The task: Work out how many lines contain "数量指标". Reply with the count alone.

[Collected data entries]
━━━━━━━━━━━━━━━━

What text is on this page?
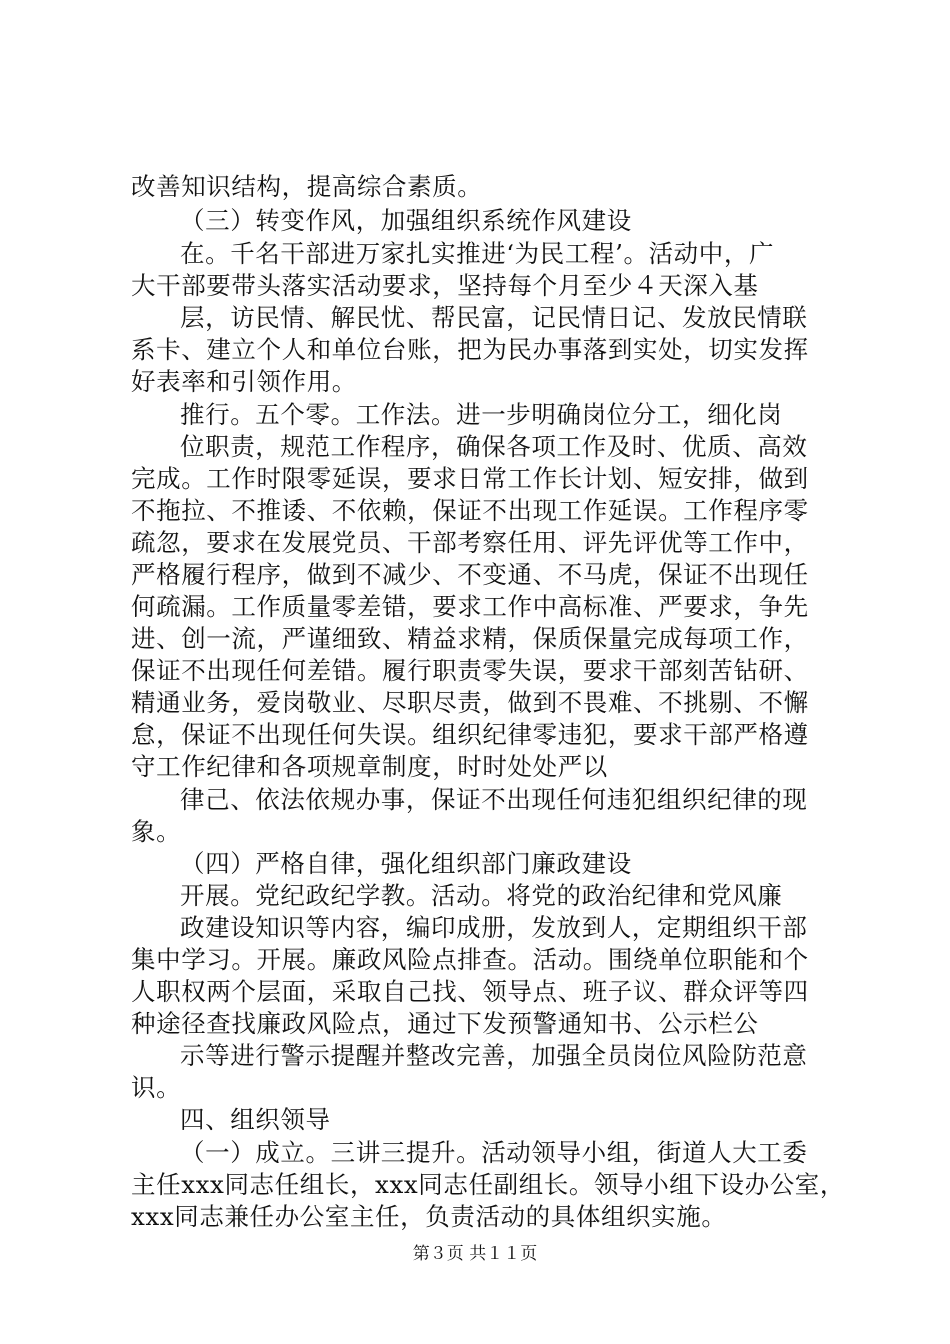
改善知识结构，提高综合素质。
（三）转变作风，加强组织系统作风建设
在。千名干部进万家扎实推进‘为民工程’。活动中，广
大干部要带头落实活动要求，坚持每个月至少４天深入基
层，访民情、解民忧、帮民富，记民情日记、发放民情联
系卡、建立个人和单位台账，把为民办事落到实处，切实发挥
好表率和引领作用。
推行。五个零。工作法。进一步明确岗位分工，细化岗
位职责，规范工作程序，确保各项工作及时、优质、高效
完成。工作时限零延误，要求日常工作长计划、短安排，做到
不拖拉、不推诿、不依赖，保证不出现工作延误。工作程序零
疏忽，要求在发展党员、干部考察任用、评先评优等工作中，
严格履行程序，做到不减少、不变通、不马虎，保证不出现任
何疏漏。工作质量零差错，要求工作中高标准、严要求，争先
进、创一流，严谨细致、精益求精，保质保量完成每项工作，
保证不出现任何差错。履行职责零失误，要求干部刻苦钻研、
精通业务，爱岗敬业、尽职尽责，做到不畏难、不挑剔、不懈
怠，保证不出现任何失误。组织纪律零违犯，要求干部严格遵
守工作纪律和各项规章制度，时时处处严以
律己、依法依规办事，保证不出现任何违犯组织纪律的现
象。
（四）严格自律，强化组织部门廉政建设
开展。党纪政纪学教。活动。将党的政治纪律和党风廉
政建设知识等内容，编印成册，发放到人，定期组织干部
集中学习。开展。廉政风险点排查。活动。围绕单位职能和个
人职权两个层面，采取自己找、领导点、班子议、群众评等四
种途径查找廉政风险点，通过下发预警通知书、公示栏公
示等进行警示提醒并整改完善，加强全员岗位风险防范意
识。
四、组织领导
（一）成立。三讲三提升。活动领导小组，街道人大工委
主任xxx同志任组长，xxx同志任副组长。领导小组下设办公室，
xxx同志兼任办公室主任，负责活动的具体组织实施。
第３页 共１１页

━━━━━━━━━━━━━━━━

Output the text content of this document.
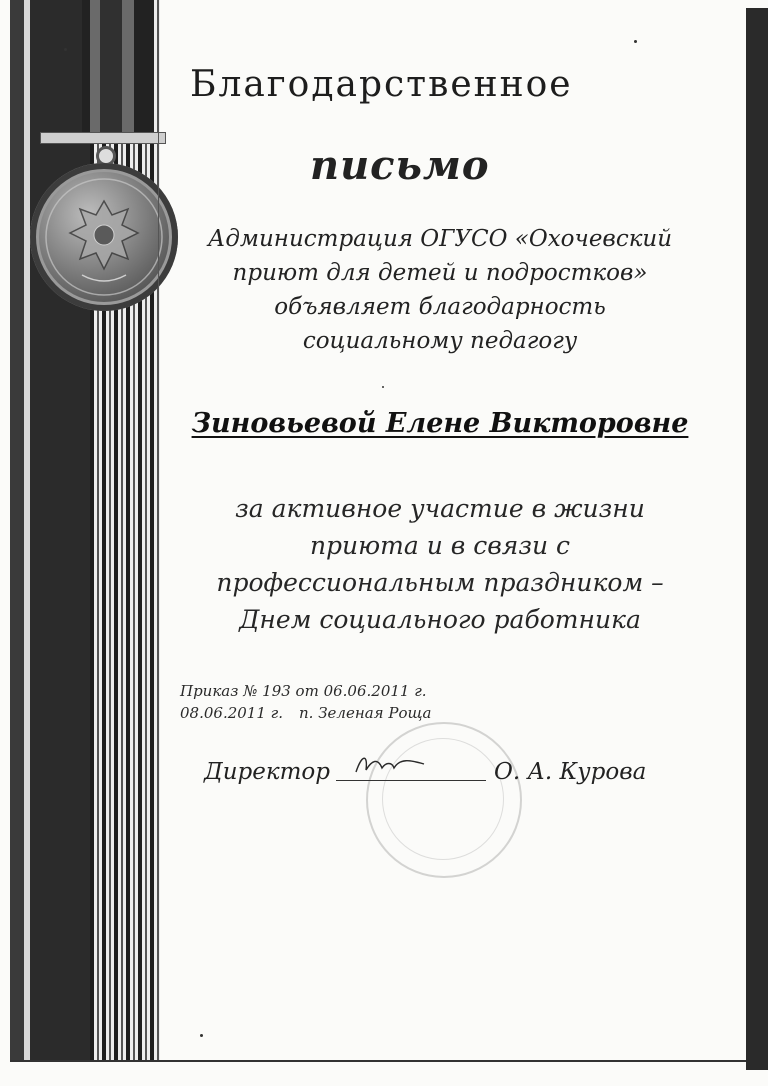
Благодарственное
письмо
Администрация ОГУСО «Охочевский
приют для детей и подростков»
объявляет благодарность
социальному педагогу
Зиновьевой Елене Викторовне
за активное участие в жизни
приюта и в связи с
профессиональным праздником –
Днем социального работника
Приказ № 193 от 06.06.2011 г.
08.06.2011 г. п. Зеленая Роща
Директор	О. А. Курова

━━━━━━━━━━━━━━━━

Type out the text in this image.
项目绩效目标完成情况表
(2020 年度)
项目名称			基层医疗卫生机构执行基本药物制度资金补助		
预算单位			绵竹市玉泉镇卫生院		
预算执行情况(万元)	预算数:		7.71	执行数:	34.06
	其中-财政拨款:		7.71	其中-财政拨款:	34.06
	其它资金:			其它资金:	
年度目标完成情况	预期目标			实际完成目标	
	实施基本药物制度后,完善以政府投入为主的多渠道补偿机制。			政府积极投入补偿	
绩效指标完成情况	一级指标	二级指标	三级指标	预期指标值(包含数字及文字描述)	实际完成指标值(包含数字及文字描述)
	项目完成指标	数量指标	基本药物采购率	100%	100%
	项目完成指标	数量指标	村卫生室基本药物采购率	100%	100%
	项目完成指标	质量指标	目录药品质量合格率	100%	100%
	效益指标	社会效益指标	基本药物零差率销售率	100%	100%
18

━━━━━━━━━━━━━━━━

Solution to this problem: 2